TASK TO CARRY OUT ->
Transcribe every line of the records below verbatim.

RECORDS FOR THE TASK ->
#####

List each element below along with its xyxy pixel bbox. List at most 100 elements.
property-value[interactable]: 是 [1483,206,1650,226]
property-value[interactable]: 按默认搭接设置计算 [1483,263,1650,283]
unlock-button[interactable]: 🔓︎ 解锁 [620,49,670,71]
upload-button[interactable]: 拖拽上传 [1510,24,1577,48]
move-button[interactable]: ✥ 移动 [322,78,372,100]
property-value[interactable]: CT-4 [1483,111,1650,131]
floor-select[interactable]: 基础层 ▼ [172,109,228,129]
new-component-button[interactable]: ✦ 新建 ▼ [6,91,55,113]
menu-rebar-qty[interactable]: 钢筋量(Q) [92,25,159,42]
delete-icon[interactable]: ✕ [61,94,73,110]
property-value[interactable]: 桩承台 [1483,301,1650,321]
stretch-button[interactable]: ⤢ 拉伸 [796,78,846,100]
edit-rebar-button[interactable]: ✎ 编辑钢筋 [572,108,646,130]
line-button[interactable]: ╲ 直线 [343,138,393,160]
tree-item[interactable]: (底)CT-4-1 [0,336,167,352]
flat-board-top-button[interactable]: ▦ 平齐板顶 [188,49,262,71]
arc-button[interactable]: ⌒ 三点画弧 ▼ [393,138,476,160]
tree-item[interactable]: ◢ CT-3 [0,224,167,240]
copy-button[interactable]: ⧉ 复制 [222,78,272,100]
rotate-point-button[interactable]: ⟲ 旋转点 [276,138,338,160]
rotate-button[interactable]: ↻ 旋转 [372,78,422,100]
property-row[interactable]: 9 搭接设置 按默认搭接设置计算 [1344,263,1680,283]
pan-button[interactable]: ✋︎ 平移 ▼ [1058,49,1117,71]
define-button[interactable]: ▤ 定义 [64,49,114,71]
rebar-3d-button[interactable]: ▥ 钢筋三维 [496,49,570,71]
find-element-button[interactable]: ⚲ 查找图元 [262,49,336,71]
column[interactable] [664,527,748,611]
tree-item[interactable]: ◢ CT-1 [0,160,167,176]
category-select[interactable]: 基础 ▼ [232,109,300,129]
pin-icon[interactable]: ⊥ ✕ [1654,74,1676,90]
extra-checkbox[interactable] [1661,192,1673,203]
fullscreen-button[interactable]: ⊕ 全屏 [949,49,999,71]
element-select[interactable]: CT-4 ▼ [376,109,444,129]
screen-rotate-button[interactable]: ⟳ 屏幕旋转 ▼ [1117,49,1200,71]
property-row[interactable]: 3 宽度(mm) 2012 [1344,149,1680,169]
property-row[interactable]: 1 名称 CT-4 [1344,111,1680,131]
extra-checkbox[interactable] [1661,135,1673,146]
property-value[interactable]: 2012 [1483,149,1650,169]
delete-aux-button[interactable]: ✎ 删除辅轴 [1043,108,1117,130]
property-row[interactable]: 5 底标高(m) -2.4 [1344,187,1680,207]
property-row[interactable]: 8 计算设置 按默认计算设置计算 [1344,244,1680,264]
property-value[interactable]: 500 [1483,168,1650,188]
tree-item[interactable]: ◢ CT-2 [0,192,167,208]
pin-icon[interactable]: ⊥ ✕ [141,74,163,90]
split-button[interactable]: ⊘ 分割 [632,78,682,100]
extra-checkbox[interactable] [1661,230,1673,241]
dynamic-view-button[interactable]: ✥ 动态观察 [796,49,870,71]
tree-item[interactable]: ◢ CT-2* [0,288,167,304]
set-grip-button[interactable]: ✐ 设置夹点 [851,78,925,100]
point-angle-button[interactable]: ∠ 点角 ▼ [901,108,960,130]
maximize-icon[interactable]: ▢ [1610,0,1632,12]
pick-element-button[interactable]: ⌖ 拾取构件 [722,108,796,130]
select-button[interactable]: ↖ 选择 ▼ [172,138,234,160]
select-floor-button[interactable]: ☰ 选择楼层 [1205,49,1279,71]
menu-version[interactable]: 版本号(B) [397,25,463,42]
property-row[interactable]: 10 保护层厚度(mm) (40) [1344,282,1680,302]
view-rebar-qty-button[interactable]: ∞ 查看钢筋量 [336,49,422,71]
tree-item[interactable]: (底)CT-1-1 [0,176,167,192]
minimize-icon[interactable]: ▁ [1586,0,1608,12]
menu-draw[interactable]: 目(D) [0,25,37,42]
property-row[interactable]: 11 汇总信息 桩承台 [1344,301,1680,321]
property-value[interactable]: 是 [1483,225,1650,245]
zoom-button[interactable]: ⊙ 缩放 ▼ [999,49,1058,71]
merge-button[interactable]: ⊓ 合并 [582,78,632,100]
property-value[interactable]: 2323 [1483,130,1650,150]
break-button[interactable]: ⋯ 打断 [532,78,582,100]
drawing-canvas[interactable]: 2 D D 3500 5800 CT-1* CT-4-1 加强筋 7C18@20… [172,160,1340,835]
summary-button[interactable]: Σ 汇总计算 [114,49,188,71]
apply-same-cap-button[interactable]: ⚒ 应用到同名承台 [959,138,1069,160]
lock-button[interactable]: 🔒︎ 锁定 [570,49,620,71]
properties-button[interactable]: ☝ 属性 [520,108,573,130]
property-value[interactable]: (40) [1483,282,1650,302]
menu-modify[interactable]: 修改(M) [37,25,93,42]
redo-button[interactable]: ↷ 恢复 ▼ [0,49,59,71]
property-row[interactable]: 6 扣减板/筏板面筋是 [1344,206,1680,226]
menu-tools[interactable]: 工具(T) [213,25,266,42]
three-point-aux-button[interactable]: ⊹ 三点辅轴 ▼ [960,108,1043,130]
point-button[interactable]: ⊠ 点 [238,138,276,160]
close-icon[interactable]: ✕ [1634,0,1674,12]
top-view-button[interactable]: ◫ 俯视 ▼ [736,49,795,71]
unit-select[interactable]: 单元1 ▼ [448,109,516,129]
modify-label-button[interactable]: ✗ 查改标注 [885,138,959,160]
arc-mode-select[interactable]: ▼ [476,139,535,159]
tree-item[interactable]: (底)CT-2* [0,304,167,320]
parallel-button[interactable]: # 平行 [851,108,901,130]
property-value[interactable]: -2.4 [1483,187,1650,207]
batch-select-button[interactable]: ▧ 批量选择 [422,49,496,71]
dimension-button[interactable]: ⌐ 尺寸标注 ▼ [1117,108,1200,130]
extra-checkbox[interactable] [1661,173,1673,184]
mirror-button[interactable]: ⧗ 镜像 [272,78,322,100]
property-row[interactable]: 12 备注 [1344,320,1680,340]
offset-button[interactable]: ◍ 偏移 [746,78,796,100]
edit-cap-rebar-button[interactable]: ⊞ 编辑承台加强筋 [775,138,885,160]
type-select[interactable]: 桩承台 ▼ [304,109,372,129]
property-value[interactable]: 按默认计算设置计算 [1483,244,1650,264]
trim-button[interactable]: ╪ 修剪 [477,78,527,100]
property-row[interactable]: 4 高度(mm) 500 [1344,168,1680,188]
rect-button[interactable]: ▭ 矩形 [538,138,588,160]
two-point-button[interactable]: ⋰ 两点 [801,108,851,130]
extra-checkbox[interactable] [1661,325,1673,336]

#####

EXERCISE SOLUTION ->
List each element below along with its xyxy pixel bbox. List at most 100 elements.
property-value[interactable]: 是 [1483,206,1650,226]
property-value[interactable]: 按默认搭接设置计算 [1483,263,1650,283]
unlock-button[interactable]: 🔓︎ 解锁 [620,49,670,71]
upload-button[interactable]: 拖拽上传 [1510,24,1577,48]
move-button[interactable]: ✥ 移动 [322,78,372,100]
property-value[interactable]: CT-4 [1483,111,1650,131]
floor-select[interactable]: 基础层 ▼ [172,109,228,129]
new-component-button[interactable]: ✦ 新建 ▼ [6,91,55,113]
menu-rebar-qty[interactable]: 钢筋量(Q) [92,25,159,42]
delete-icon[interactable]: ✕ [61,94,73,110]
property-value[interactable]: 桩承台 [1483,301,1650,321]
stretch-button[interactable]: ⤢ 拉伸 [796,78,846,100]
edit-rebar-button[interactable]: ✎ 编辑钢筋 [572,108,646,130]
line-button[interactable]: ╲ 直线 [343,138,393,160]
tree-item[interactable]: (底)CT-4-1 [0,336,167,352]
flat-board-top-button[interactable]: ▦ 平齐板顶 [188,49,262,71]
arc-button[interactable]: ⌒ 三点画弧 ▼ [393,138,476,160]
tree-item[interactable]: ◢ CT-3 [0,224,167,240]
copy-button[interactable]: ⧉ 复制 [222,78,272,100]
rotate-point-button[interactable]: ⟲ 旋转点 [276,138,338,160]
rotate-button[interactable]: ↻ 旋转 [372,78,422,100]
property-row[interactable]: 9 搭接设置 按默认搭接设置计算 [1344,263,1680,283]
pan-button[interactable]: ✋︎ 平移 ▼ [1058,49,1117,71]
define-button[interactable]: ▤ 定义 [64,49,114,71]
rebar-3d-button[interactable]: ▥ 钢筋三维 [496,49,570,71]
find-element-button[interactable]: ⚲ 查找图元 [262,49,336,71]
column[interactable] [664,527,748,611]
tree-item[interactable]: ◢ CT-1 [0,160,167,176]
category-select[interactable]: 基础 ▼ [232,109,300,129]
pin-icon[interactable]: ⊥ ✕ [1654,74,1676,90]
extra-checkbox[interactable] [1661,192,1673,203]
fullscreen-button[interactable]: ⊕ 全屏 [949,49,999,71]
element-select[interactable]: CT-4 ▼ [376,109,444,129]
screen-rotate-button[interactable]: ⟳ 屏幕旋转 ▼ [1117,49,1200,71]
property-row[interactable]: 3 宽度(mm) 2012 [1344,149,1680,169]
property-row[interactable]: 1 名称 CT-4 [1344,111,1680,131]
extra-checkbox[interactable] [1661,135,1673,146]
property-value[interactable]: 2012 [1483,149,1650,169]
delete-aux-button[interactable]: ✎ 删除辅轴 [1043,108,1117,130]
property-row[interactable]: 5 底标高(m) -2.4 [1344,187,1680,207]
property-row[interactable]: 8 计算设置 按默认计算设置计算 [1344,244,1680,264]
property-value[interactable]: 500 [1483,168,1650,188]
tree-item[interactable]: ◢ CT-2 [0,192,167,208]
pin-icon[interactable]: ⊥ ✕ [141,74,163,90]
split-button[interactable]: ⊘ 分割 [632,78,682,100]
extra-checkbox[interactable] [1661,230,1673,241]
dynamic-view-button[interactable]: ✥ 动态观察 [796,49,870,71]
tree-item[interactable]: ◢ CT-2* [0,288,167,304]
set-grip-button[interactable]: ✐ 设置夹点 [851,78,925,100]
point-angle-button[interactable]: ∠ 点角 ▼ [901,108,960,130]
maximize-icon[interactable]: ▢ [1610,0,1632,12]
pick-element-button[interactable]: ⌖ 拾取构件 [722,108,796,130]
select-button[interactable]: ↖ 选择 ▼ [172,138,234,160]
select-floor-button[interactable]: ☰ 选择楼层 [1205,49,1279,71]
menu-version[interactable]: 版本号(B) [397,25,463,42]
property-row[interactable]: 10 保护层厚度(mm) (40) [1344,282,1680,302]
view-rebar-qty-button[interactable]: ∞ 查看钢筋量 [336,49,422,71]
tree-item[interactable]: (底)CT-1-1 [0,176,167,192]
minimize-icon[interactable]: ▁ [1586,0,1608,12]
menu-draw[interactable]: 目(D) [0,25,37,42]
property-row[interactable]: 11 汇总信息 桩承台 [1344,301,1680,321]
property-value[interactable]: 是 [1483,225,1650,245]
zoom-button[interactable]: ⊙ 缩放 ▼ [999,49,1058,71]
merge-button[interactable]: ⊓ 合并 [582,78,632,100]
property-value[interactable]: 2323 [1483,130,1650,150]
break-button[interactable]: ⋯ 打断 [532,78,582,100]
drawing-canvas[interactable]: 2 D D 3500 5800 CT-1* CT-4-1 加强筋 7C18@20… [172,160,1340,835]
summary-button[interactable]: Σ 汇总计算 [114,49,188,71]
apply-same-cap-button[interactable]: ⚒ 应用到同名承台 [959,138,1069,160]
lock-button[interactable]: 🔒︎ 锁定 [570,49,620,71]
properties-button[interactable]: ☝ 属性 [520,108,573,130]
property-value[interactable]: (40) [1483,282,1650,302]
menu-modify[interactable]: 修改(M) [37,25,93,42]
redo-button[interactable]: ↷ 恢复 ▼ [0,49,59,71]
property-row[interactable]: 6 扣减板/筏板面筋是 [1344,206,1680,226]
menu-tools[interactable]: 工具(T) [213,25,266,42]
three-point-aux-button[interactable]: ⊹ 三点辅轴 ▼ [960,108,1043,130]
point-button[interactable]: ⊠ 点 [238,138,276,160]
close-icon[interactable]: ✕ [1634,0,1674,12]
top-view-button[interactable]: ◫ 俯视 ▼ [736,49,795,71]
unit-select[interactable]: 单元1 ▼ [448,109,516,129]
modify-label-button[interactable]: ✗ 查改标注 [885,138,959,160]
arc-mode-select[interactable]: ▼ [476,139,535,159]
tree-item[interactable]: (底)CT-2* [0,304,167,320]
parallel-button[interactable]: # 平行 [851,108,901,130]
property-value[interactable]: -2.4 [1483,187,1650,207]
batch-select-button[interactable]: ▧ 批量选择 [422,49,496,71]
dimension-button[interactable]: ⌐ 尺寸标注 ▼ [1117,108,1200,130]
extra-checkbox[interactable] [1661,173,1673,184]
mirror-button[interactable]: ⧗ 镜像 [272,78,322,100]
property-row[interactable]: 12 备注 [1344,320,1680,340]
offset-button[interactable]: ◍ 偏移 [746,78,796,100]
edit-cap-rebar-button[interactable]: ⊞ 编辑承台加强筋 [775,138,885,160]
type-select[interactable]: 桩承台 ▼ [304,109,372,129]
property-value[interactable]: 按默认计算设置计算 [1483,244,1650,264]
trim-button[interactable]: ╪ 修剪 [477,78,527,100]
property-row[interactable]: 4 高度(mm) 500 [1344,168,1680,188]
rect-button[interactable]: ▭ 矩形 [538,138,588,160]
two-point-button[interactable]: ⋰ 两点 [801,108,851,130]
extra-checkbox[interactable] [1661,325,1673,336]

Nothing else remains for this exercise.